** Begin **

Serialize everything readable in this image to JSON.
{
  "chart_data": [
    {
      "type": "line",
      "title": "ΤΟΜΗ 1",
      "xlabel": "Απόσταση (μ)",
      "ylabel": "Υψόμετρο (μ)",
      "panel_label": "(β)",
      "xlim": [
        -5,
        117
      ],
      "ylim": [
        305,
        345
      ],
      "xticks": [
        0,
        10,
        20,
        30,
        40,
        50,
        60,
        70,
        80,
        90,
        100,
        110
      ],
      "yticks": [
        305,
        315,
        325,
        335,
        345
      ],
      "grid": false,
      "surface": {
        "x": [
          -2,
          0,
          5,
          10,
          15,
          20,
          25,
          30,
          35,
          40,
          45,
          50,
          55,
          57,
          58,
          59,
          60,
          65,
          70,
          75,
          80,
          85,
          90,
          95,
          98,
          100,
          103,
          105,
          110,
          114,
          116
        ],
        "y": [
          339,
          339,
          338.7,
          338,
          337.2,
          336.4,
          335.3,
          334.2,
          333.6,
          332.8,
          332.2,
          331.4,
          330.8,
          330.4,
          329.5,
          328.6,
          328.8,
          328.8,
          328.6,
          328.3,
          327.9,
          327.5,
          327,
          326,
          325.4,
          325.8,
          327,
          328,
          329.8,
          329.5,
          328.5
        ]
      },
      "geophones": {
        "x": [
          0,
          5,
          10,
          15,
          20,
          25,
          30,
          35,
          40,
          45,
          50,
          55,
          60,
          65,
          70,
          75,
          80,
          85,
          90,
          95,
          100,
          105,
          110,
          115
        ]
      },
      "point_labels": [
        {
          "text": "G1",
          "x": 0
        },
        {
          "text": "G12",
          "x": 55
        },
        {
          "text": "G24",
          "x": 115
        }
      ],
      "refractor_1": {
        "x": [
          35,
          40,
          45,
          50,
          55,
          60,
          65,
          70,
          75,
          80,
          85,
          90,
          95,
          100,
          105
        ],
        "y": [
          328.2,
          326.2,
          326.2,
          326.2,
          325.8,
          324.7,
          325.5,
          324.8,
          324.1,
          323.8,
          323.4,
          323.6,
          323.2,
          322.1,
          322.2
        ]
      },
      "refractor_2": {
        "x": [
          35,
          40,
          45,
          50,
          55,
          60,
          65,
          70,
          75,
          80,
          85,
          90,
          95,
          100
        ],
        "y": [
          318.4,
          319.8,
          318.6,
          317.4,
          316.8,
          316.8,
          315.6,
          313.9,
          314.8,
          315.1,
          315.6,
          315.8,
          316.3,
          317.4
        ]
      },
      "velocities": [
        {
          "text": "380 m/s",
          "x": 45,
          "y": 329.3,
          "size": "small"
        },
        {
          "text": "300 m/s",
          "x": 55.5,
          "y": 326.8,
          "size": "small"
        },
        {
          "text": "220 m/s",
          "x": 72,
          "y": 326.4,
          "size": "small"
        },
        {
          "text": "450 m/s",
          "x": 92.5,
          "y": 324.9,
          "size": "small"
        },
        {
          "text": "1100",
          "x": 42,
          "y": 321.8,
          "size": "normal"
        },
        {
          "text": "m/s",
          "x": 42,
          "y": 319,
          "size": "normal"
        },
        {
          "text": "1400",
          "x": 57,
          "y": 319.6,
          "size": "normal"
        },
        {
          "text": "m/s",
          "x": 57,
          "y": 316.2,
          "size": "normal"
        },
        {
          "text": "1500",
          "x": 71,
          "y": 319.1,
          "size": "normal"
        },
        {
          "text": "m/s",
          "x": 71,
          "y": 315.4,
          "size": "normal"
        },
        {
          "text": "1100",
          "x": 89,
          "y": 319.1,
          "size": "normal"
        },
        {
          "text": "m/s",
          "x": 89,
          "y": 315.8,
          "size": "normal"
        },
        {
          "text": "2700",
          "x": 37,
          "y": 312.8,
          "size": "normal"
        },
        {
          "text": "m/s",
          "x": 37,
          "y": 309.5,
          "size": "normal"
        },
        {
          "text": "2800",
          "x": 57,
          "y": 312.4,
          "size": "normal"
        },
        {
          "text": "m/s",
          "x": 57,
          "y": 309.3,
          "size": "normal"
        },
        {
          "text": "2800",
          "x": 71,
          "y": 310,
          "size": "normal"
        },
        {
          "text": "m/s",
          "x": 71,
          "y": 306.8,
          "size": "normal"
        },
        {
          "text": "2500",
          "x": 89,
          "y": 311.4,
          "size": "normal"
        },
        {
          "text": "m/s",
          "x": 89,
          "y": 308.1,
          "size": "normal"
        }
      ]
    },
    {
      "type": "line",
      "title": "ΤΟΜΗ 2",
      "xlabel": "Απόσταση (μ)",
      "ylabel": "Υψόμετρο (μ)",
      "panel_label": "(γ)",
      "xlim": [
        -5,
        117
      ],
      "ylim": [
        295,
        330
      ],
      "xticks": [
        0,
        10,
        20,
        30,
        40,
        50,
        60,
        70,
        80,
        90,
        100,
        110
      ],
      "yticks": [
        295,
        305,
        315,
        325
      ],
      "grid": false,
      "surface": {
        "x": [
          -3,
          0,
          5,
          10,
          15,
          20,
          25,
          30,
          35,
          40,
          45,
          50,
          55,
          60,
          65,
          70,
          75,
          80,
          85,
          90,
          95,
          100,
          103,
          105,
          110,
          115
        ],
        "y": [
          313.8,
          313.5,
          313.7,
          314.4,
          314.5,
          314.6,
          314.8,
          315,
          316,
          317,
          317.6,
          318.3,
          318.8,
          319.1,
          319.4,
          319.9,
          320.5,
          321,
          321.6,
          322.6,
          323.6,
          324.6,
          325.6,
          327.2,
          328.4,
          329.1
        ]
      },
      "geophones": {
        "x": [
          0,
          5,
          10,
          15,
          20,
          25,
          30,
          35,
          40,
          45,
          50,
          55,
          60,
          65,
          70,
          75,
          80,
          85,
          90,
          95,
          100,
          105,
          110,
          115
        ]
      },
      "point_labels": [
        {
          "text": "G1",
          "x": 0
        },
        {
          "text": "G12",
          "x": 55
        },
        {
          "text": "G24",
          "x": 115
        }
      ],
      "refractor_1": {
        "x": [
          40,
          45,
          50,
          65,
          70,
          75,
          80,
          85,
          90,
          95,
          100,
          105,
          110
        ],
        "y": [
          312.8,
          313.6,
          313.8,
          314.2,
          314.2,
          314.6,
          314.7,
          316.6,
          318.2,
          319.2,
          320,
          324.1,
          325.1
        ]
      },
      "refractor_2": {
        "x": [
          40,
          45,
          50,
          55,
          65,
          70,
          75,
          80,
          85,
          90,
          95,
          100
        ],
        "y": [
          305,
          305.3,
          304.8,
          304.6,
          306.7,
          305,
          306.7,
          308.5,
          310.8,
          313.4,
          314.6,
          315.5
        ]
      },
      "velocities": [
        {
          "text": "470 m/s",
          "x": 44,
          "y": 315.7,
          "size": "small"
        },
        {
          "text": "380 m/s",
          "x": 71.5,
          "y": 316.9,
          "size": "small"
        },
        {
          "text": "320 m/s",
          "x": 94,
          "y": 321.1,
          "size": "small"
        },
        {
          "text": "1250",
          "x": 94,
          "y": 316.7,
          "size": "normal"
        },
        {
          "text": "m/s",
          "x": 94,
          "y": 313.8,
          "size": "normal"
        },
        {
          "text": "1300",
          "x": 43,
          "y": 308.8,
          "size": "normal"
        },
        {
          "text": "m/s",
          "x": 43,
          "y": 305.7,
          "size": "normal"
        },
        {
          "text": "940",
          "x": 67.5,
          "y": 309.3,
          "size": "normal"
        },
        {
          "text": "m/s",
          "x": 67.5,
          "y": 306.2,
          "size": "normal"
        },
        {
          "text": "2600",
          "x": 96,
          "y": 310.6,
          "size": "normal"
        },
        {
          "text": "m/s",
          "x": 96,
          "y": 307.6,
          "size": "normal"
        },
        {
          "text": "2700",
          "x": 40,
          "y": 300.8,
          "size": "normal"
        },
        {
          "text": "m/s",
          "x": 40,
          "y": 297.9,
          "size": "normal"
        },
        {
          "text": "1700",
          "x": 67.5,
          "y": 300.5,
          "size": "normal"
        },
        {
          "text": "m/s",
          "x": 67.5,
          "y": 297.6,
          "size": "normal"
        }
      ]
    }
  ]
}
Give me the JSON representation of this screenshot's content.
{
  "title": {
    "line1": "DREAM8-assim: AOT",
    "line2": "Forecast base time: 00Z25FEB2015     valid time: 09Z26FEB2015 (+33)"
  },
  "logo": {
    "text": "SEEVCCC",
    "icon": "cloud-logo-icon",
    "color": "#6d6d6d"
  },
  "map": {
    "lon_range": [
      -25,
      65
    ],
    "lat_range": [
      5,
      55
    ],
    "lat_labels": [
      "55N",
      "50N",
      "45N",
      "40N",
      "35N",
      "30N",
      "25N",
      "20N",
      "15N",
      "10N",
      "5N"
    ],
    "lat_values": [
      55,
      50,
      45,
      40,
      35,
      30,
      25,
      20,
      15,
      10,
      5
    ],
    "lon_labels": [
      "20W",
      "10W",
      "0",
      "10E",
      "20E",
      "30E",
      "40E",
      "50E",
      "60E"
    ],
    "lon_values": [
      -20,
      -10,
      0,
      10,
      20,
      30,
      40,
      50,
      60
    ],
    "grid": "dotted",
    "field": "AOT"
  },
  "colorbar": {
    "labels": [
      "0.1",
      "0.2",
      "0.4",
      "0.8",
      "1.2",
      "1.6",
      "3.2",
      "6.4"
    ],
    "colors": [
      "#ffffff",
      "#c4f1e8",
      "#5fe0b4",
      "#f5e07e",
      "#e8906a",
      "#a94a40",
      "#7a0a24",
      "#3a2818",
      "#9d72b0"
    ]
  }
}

** End **

# [Stated problem]
Output only the lines from the one holding "Give me the" through the last line above, exactly as they appear.

# [Task response]
Give me the JSON representation of this screenshot's content.
{
  "title": {
    "line1": "DREAM8-assim: AOT",
    "line2": "Forecast base time: 00Z25FEB2015     valid time: 09Z26FEB2015 (+33)"
  },
  "logo": {
    "text": "SEEVCCC",
    "icon": "cloud-logo-icon",
    "color": "#6d6d6d"
  },
  "map": {
    "lon_range": [
      -25,
      65
    ],
    "lat_range": [
      5,
      55
    ],
    "lat_labels": [
      "55N",
      "50N",
      "45N",
      "40N",
      "35N",
      "30N",
      "25N",
      "20N",
      "15N",
      "10N",
      "5N"
    ],
    "lat_values": [
      55,
      50,
      45,
      40,
      35,
      30,
      25,
      20,
      15,
      10,
      5
    ],
    "lon_labels": [
      "20W",
      "10W",
      "0",
      "10E",
      "20E",
      "30E",
      "40E",
      "50E",
      "60E"
    ],
    "lon_values": [
      -20,
      -10,
      0,
      10,
      20,
      30,
      40,
      50,
      60
    ],
    "grid": "dotted",
    "field": "AOT"
  },
  "colorbar": {
    "labels": [
      "0.1",
      "0.2",
      "0.4",
      "0.8",
      "1.2",
      "1.6",
      "3.2",
      "6.4"
    ],
    "colors": [
      "#ffffff",
      "#c4f1e8",
      "#5fe0b4",
      "#f5e07e",
      "#e8906a",
      "#a94a40",
      "#7a0a24",
      "#3a2818",
      "#9d72b0"
    ]
  }
}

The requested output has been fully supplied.